TASK INSTRUCTIONS
Everything in the listing should be restated word for word.
— Start of RECORD LIST —
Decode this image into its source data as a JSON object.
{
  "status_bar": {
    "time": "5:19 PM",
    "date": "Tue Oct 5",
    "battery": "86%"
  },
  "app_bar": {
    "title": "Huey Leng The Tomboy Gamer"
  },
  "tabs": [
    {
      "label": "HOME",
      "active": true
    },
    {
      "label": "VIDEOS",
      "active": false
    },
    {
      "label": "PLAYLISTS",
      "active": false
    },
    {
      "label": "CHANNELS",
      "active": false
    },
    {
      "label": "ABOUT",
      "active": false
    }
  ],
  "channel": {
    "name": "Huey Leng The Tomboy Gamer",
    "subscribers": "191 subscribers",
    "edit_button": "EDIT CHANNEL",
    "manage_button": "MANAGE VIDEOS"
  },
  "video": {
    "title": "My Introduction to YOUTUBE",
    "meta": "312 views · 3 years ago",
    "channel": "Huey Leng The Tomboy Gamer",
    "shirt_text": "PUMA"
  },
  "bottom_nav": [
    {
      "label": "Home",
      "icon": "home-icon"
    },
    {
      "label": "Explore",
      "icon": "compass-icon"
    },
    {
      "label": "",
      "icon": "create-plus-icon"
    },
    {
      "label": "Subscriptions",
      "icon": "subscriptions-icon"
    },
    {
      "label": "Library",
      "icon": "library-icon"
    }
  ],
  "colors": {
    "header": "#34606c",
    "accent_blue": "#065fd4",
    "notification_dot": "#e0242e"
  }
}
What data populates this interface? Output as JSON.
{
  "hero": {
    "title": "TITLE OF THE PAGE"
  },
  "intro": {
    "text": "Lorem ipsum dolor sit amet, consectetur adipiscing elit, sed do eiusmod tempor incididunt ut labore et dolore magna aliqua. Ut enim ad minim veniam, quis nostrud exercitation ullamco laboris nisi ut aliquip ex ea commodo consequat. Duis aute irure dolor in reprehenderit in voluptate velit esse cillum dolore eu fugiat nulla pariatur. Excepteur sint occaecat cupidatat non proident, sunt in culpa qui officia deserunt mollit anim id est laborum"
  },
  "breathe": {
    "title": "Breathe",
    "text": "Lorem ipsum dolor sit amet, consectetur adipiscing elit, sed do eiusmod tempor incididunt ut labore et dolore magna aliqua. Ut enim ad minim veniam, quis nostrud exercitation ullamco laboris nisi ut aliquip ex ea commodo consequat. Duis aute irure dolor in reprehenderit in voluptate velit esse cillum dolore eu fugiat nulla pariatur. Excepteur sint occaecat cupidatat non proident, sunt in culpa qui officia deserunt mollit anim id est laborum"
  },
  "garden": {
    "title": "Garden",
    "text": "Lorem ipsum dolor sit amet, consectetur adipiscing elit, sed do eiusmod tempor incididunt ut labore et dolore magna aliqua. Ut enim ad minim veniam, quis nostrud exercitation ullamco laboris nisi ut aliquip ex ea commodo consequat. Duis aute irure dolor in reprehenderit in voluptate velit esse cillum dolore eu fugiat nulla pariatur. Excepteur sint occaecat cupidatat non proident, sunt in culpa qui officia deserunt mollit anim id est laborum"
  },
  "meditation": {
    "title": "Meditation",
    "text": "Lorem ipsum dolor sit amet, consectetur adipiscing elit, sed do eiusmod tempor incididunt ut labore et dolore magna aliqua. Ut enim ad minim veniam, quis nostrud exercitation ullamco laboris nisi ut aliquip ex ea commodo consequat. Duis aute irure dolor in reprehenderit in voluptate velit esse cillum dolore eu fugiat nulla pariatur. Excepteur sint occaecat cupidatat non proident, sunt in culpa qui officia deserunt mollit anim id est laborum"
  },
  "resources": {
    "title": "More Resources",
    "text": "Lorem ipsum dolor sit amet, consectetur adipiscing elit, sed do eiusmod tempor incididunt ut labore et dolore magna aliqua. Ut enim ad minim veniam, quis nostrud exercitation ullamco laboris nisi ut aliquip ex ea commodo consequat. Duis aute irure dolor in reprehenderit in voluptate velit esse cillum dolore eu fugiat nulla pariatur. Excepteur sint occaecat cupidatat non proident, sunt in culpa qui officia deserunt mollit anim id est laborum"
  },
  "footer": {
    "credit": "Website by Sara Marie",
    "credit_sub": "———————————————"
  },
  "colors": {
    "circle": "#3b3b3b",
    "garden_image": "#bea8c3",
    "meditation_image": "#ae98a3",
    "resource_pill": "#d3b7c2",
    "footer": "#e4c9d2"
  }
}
— End of RECORD LIST —
COMPLETE OUTPUT
Decode this image into its source data as a JSON object.
{
  "status_bar": {
    "time": "5:19 PM",
    "date": "Tue Oct 5",
    "battery": "86%"
  },
  "app_bar": {
    "title": "Huey Leng The Tomboy Gamer"
  },
  "tabs": [
    {
      "label": "HOME",
      "active": true
    },
    {
      "label": "VIDEOS",
      "active": false
    },
    {
      "label": "PLAYLISTS",
      "active": false
    },
    {
      "label": "CHANNELS",
      "active": false
    },
    {
      "label": "ABOUT",
      "active": false
    }
  ],
  "channel": {
    "name": "Huey Leng The Tomboy Gamer",
    "subscribers": "191 subscribers",
    "edit_button": "EDIT CHANNEL",
    "manage_button": "MANAGE VIDEOS"
  },
  "video": {
    "title": "My Introduction to YOUTUBE",
    "meta": "312 views · 3 years ago",
    "channel": "Huey Leng The Tomboy Gamer",
    "shirt_text": "PUMA"
  },
  "bottom_nav": [
    {
      "label": "Home",
      "icon": "home-icon"
    },
    {
      "label": "Explore",
      "icon": "compass-icon"
    },
    {
      "label": "",
      "icon": "create-plus-icon"
    },
    {
      "label": "Subscriptions",
      "icon": "subscriptions-icon"
    },
    {
      "label": "Library",
      "icon": "library-icon"
    }
  ],
  "colors": {
    "header": "#34606c",
    "accent_blue": "#065fd4",
    "notification_dot": "#e0242e"
  }
}
What data populates this interface? Output as JSON.
{
  "hero": {
    "title": "TITLE OF THE PAGE"
  },
  "intro": {
    "text": "Lorem ipsum dolor sit amet, consectetur adipiscing elit, sed do eiusmod tempor incididunt ut labore et dolore magna aliqua. Ut enim ad minim veniam, quis nostrud exercitation ullamco laboris nisi ut aliquip ex ea commodo consequat. Duis aute irure dolor in reprehenderit in voluptate velit esse cillum dolore eu fugiat nulla pariatur. Excepteur sint occaecat cupidatat non proident, sunt in culpa qui officia deserunt mollit anim id est laborum"
  },
  "breathe": {
    "title": "Breathe",
    "text": "Lorem ipsum dolor sit amet, consectetur adipiscing elit, sed do eiusmod tempor incididunt ut labore et dolore magna aliqua. Ut enim ad minim veniam, quis nostrud exercitation ullamco laboris nisi ut aliquip ex ea commodo consequat. Duis aute irure dolor in reprehenderit in voluptate velit esse cillum dolore eu fugiat nulla pariatur. Excepteur sint occaecat cupidatat non proident, sunt in culpa qui officia deserunt mollit anim id est laborum"
  },
  "garden": {
    "title": "Garden",
    "text": "Lorem ipsum dolor sit amet, consectetur adipiscing elit, sed do eiusmod tempor incididunt ut labore et dolore magna aliqua. Ut enim ad minim veniam, quis nostrud exercitation ullamco laboris nisi ut aliquip ex ea commodo consequat. Duis aute irure dolor in reprehenderit in voluptate velit esse cillum dolore eu fugiat nulla pariatur. Excepteur sint occaecat cupidatat non proident, sunt in culpa qui officia deserunt mollit anim id est laborum"
  },
  "meditation": {
    "title": "Meditation",
    "text": "Lorem ipsum dolor sit amet, consectetur adipiscing elit, sed do eiusmod tempor incididunt ut labore et dolore magna aliqua. Ut enim ad minim veniam, quis nostrud exercitation ullamco laboris nisi ut aliquip ex ea commodo consequat. Duis aute irure dolor in reprehenderit in voluptate velit esse cillum dolore eu fugiat nulla pariatur. Excepteur sint occaecat cupidatat non proident, sunt in culpa qui officia deserunt mollit anim id est laborum"
  },
  "resources": {
    "title": "More Resources",
    "text": "Lorem ipsum dolor sit amet, consectetur adipiscing elit, sed do eiusmod tempor incididunt ut labore et dolore magna aliqua. Ut enim ad minim veniam, quis nostrud exercitation ullamco laboris nisi ut aliquip ex ea commodo consequat. Duis aute irure dolor in reprehenderit in voluptate velit esse cillum dolore eu fugiat nulla pariatur. Excepteur sint occaecat cupidatat non proident, sunt in culpa qui officia deserunt mollit anim id est laborum"
  },
  "footer": {
    "credit": "Website by Sara Marie",
    "credit_sub": "———————————————"
  },
  "colors": {
    "circle": "#3b3b3b",
    "garden_image": "#bea8c3",
    "meditation_image": "#ae98a3",
    "resource_pill": "#d3b7c2",
    "footer": "#e4c9d2"
  }
}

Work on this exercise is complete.